やること »
1. 夏の霊祭についての本文から、数字で月を示している日付の表現を、出てくる順にすべて抜き出してください。
2. 夏の霊祭についての本文を、最後の文のすぐ後から引き継いで書き進めてください。

本文 »
....................

「死ぬ用意をするな。生きる用意をせよ。」
—人間は皆、おかげの中に生かされて生きている—
今年の夏、ご信徒の関係者のところの霊神様で初盆を迎えになられる方が、いつもの年より多いことを改めて思い、霊神様の生前のことを偲び、そして霊の道立てをお祈り申し上げます。
宗教宗派は違えども、金光教にご信縁を頂かれ、お取次を願い頂かれまた、一時は教会参拝をされておかげを受けられただけに、天地の親神様に霊としての助かり立ちゆきをおすがりしていかねばなりません。教会では8月14日に夏の霊祭を執り行うことにしています。
夏の教会霊祭の起こりは、今から26年ほど前、前教会長の原正知先生が、平成2年11月にお国替えになられ、翌年8月に世間で言う初盆を迎えることになりました。ご信徒の方から、「先代親先生は初盆を迎えられますので、何らかの形でお祭りはないのでしょうか。お参りさせて頂きたいのですが」という取次願いによって、教会にて夏の霊祭が仕えられることとなりました。世の中がお盆を迎えている中、ご信徒の方が先代教会長を偲び、夏のご挨拶をしてくださいました。先代教会長はたいへんお喜びになったと思います。
その後は毎年8月14日前後を選び定めて夏の霊祭を仕えてきました。
金光教の初盆は、西方浄土から霊様をお迎えし、お見送りするという意味合いはありません。霊様になられた時から、私達家族のそばにあると頂いています。

....................

記録データ »
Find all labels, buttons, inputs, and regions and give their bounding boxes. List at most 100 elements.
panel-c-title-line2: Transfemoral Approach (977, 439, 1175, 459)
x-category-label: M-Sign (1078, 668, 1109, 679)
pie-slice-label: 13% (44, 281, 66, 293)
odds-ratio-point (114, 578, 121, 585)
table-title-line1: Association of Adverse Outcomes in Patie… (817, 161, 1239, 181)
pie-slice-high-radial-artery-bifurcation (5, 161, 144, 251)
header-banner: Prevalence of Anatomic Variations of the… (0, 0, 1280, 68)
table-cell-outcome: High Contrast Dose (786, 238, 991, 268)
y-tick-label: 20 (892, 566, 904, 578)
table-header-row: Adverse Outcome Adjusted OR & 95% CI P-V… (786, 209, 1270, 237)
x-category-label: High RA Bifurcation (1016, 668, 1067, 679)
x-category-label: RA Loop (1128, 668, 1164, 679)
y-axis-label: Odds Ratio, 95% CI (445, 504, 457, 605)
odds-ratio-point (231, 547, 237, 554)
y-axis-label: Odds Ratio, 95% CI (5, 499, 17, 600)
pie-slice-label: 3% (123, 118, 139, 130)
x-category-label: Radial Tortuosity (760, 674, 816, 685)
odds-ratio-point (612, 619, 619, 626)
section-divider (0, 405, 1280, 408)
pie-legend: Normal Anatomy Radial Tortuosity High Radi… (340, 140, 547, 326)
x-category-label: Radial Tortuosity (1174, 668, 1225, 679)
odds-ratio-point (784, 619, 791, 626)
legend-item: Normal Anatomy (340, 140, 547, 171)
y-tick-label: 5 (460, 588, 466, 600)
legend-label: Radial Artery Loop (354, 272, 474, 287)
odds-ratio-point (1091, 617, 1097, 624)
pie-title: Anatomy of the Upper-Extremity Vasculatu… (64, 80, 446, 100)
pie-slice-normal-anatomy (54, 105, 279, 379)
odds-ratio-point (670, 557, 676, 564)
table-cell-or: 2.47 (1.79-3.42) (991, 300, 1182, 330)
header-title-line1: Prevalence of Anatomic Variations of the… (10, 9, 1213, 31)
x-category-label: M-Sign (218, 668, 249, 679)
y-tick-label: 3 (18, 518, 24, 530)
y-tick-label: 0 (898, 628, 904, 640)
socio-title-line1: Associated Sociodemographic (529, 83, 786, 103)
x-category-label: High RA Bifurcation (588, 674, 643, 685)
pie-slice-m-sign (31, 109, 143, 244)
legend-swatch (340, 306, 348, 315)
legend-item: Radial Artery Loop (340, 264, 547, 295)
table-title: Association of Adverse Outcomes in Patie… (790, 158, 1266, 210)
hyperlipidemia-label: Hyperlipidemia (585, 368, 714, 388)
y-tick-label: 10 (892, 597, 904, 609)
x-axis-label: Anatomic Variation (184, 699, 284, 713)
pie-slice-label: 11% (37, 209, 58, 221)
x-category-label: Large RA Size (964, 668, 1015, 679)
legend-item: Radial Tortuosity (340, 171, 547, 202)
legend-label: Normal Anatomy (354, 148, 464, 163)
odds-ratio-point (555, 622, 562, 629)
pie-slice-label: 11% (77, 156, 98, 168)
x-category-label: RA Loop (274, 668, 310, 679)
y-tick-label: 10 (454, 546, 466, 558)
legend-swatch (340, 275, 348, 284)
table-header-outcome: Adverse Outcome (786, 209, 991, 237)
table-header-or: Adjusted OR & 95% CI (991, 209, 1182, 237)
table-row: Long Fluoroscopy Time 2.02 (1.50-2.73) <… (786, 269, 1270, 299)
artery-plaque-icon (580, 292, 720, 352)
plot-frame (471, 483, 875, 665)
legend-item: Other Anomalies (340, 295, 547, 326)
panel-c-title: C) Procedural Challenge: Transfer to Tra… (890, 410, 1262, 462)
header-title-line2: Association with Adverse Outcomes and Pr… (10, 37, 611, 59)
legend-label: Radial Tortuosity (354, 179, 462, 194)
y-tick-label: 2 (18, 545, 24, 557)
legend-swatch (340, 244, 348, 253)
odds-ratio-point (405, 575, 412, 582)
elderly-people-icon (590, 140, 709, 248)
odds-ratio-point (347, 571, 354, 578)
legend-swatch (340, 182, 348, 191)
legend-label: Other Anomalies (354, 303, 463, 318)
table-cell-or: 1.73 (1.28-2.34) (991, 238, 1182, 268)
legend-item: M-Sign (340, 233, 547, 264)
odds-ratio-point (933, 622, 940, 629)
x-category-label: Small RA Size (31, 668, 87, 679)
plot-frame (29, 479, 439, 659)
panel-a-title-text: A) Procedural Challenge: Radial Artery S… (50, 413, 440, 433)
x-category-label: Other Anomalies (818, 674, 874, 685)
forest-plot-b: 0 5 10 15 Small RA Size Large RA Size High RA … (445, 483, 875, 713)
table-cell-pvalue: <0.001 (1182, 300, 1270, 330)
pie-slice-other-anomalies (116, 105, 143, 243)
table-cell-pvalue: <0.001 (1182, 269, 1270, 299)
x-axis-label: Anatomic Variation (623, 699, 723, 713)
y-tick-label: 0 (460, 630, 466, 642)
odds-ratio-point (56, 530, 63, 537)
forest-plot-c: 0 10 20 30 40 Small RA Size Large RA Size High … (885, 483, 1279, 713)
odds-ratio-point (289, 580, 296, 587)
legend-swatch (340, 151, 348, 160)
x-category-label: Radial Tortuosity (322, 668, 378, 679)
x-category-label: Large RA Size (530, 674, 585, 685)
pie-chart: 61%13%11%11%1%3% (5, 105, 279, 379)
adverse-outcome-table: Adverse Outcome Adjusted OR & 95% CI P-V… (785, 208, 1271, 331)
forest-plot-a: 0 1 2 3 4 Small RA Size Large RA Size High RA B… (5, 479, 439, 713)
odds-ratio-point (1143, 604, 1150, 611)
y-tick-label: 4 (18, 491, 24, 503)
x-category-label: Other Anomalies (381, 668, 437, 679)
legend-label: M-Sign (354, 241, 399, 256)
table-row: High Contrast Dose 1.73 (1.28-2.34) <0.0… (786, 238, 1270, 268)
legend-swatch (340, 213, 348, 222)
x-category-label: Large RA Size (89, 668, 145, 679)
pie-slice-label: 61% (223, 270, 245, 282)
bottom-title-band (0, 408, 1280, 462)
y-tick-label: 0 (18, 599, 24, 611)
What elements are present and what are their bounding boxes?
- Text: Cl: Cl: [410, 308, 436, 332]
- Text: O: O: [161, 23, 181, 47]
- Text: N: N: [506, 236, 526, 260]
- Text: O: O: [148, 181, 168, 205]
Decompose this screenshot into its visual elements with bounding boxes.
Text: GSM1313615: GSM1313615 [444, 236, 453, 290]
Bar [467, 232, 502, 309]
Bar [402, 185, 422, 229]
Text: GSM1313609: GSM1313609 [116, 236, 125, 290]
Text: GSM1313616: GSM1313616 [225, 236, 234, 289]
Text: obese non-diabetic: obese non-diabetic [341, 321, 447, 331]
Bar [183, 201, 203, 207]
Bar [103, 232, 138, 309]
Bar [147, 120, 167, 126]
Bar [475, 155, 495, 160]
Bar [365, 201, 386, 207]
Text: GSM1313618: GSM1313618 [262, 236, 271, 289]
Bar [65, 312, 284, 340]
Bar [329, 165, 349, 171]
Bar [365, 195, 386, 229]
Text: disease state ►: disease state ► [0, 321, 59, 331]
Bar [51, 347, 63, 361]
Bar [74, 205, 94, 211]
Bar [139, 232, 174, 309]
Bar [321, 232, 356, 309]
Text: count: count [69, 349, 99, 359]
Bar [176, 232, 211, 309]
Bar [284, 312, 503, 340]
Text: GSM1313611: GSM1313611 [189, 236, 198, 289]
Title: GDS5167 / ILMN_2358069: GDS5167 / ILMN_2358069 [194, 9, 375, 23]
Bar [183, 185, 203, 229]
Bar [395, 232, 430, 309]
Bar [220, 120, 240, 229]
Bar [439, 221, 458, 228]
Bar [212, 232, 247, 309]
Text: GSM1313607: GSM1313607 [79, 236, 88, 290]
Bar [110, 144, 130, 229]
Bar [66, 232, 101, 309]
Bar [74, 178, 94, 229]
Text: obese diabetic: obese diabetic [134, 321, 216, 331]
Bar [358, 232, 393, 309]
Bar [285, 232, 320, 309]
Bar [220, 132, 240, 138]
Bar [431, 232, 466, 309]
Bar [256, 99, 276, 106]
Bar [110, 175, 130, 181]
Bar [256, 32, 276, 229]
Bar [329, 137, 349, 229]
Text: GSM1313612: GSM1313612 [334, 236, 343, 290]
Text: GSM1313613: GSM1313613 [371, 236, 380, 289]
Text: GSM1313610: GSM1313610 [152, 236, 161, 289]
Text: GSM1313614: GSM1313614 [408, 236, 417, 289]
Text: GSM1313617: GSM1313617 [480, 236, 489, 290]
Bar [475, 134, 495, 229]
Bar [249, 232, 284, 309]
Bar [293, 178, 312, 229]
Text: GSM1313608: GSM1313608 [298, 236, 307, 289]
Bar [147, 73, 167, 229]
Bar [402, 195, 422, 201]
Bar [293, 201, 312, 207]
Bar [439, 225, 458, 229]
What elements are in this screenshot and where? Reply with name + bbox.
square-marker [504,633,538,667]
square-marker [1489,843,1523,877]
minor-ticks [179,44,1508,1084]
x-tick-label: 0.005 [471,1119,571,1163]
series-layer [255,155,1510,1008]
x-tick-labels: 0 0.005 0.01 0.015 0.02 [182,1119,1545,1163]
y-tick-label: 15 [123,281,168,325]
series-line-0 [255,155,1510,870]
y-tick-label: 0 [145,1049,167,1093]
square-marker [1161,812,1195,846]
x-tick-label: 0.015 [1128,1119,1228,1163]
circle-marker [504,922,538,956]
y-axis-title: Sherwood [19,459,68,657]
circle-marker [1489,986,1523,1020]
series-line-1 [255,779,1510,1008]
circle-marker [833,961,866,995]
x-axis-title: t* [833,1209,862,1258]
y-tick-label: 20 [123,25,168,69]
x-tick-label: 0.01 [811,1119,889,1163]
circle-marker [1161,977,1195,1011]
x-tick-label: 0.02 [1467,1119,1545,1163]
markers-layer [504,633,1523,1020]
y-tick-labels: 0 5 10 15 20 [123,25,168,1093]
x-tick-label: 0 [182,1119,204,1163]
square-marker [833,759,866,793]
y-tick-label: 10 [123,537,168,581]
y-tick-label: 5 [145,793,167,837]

....................

想定される解答 »
1.
8月14日
平成2年11月
翌年8月
8月14日前後

2.
「金光様、宗教がたくさんあっていろいろの教えがありますが、死んだら、魂はいろいろに分かれるのでしょうか」と伺った。金光様は、「そういうことはありはしない。 死んだ者の魂は、天地の間にふうふうと、ぶゆが飛ぶように遊んでいるので、どこへ行くものでもない。わが家の内の霊舎にいるし、わが墓所に体をうずめていることからすれば、墓所と霊舎とで遊んでいるのである。この世で生きている間に、人に悪いことをしたり、神のみ心にかなわないことをしたりすると、死んでからでも、魂は神のおとがめを受けるのである」と仰せられた。(『天地は語る』経典抄63項)
という教祖様のみ教えがあるように、私達は教会に各家に各墓地に霊様をお祀りしていて、私達の日常生活をすぐ傍にあって、見守り導いてくださっているのです。
ですから、生前と同じように、霊様に声かけ語り合い、お茶(水)や好きだった物をお供えして、頂いてもらっています。嬉しいことがあればご報告しています。
夏の霊祭とは、世の中では暑中見舞いを出したり中元を贈ったりして、お世話になりました、今後もお世話になりますと挨拶し合うように、霊様にご挨拶することであると思います。「今年も元気に夏を迎えることができました。」「厳しい夏を乗り越えることができました。」とお礼申し上げることができれば、霊様はお喜びになり安心されると思います。
今一つ、霊様の生前の活躍ぶりなど偲ぶと共に、霊様が「死とどう向き合われたのか」「死を前にして、死に際にどういう心になられたのか」に思いを馳せ、私達の教えとして頂くことが霊祭であります。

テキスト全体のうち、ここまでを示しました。